Examine the records and identify each line that includes the string "Change". Copy those lines.

Given data:
'''

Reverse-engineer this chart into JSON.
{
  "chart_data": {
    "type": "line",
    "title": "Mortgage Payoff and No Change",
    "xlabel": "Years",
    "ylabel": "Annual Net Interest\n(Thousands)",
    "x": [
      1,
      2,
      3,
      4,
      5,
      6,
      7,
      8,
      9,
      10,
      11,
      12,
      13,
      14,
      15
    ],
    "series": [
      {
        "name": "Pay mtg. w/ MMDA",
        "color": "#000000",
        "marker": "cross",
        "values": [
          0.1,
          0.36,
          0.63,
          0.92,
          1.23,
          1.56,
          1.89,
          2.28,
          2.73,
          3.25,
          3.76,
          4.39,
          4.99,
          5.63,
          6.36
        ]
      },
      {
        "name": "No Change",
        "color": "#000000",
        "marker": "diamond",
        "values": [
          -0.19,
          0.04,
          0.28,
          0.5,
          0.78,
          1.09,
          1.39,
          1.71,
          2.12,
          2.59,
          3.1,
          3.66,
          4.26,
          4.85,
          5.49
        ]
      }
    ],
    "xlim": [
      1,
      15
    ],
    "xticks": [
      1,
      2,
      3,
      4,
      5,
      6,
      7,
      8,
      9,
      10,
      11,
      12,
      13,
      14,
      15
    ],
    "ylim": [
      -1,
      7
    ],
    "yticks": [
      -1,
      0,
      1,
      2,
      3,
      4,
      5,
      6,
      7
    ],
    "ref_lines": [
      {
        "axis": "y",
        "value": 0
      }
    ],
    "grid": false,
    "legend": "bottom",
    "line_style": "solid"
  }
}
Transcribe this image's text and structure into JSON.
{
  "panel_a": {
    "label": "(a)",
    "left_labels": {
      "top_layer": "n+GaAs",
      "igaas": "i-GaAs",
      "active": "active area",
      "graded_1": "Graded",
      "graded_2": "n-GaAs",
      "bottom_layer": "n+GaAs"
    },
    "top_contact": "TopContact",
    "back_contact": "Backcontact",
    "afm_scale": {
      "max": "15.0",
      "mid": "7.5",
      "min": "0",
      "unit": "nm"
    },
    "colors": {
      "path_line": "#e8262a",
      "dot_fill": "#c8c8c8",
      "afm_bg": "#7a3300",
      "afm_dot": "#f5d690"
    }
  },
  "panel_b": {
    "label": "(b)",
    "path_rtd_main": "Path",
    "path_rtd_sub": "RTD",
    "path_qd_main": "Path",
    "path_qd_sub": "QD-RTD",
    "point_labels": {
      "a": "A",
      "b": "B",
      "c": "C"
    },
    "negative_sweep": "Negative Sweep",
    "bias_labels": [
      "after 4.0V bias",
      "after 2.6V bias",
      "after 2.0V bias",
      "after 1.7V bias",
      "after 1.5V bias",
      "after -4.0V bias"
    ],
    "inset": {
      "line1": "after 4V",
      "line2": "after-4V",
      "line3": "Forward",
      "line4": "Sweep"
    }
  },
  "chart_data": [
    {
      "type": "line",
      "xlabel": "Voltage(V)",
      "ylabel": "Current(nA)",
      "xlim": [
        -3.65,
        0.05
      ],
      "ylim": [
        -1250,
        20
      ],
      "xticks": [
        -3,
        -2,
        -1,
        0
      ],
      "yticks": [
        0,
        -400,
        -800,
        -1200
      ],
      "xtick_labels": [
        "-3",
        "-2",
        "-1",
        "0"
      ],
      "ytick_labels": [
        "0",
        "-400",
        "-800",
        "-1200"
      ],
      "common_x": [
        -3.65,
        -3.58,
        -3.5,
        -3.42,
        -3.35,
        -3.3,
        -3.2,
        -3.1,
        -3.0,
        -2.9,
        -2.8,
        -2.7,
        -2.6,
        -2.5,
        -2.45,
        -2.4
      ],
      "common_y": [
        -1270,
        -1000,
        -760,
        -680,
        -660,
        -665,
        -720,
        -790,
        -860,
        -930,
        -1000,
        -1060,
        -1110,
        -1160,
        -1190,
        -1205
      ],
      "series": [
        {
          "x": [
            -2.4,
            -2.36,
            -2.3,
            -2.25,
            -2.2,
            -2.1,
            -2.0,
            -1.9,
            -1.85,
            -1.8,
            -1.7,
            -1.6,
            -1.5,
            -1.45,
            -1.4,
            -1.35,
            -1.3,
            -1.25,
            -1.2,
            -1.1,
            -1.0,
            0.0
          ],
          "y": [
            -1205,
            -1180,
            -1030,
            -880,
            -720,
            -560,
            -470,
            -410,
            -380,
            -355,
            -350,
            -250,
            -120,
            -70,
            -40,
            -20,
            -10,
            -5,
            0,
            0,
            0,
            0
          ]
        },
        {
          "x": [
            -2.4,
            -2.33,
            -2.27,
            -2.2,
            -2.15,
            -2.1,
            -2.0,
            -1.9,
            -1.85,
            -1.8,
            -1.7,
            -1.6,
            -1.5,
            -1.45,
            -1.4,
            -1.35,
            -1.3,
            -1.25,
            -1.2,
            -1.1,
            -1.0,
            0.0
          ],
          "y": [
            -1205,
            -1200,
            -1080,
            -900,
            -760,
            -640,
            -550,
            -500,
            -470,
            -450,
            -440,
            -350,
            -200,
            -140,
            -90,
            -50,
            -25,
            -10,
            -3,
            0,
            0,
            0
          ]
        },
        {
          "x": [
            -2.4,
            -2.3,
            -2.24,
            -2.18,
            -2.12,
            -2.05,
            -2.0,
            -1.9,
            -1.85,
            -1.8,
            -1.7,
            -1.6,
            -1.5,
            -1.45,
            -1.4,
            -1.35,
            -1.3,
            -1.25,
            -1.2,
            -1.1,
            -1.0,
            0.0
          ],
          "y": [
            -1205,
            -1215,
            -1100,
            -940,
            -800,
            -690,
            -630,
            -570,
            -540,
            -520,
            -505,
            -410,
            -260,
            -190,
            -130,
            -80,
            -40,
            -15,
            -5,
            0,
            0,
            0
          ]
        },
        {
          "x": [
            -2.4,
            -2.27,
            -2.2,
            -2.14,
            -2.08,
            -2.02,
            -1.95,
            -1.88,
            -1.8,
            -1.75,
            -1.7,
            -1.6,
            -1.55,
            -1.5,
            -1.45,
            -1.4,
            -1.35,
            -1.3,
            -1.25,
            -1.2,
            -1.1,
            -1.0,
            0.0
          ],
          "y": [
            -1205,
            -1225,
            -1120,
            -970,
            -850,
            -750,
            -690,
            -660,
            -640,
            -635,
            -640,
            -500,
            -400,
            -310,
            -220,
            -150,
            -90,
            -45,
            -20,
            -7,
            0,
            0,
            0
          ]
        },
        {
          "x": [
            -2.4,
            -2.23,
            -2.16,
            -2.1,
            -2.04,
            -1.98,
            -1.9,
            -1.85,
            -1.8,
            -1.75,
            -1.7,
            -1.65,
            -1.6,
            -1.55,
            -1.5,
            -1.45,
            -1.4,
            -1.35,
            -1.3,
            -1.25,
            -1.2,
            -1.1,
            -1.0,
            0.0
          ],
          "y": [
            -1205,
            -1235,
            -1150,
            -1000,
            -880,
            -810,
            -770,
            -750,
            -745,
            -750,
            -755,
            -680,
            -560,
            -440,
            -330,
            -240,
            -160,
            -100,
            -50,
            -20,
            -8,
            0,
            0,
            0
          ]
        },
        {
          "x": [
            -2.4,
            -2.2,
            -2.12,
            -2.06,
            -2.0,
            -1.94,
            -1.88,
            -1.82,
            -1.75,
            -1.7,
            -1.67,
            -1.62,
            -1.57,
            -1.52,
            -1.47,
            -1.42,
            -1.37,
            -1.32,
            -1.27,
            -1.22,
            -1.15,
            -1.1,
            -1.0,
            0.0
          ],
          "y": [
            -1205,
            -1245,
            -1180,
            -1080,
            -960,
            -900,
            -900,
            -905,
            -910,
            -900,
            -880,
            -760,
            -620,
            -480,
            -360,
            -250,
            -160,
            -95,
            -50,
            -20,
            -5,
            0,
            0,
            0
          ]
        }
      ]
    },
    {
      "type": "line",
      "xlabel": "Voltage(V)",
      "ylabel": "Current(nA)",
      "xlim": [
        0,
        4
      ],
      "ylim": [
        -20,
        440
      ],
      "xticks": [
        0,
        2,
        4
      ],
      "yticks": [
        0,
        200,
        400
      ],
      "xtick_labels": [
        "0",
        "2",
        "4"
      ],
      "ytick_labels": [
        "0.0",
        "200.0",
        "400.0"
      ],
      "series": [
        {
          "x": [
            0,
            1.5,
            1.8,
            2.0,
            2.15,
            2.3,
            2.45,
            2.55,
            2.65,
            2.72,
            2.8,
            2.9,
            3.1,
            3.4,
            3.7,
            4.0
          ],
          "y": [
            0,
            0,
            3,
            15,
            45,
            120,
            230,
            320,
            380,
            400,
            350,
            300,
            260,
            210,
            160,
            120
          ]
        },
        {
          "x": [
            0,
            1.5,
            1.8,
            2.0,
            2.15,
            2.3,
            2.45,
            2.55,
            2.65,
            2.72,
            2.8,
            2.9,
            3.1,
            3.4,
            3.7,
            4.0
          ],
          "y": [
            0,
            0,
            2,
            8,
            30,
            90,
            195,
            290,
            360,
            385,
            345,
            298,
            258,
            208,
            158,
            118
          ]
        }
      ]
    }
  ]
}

'''

Final result:
    "title": "Mortgage Payoff and No Change",
        "name": "No Change",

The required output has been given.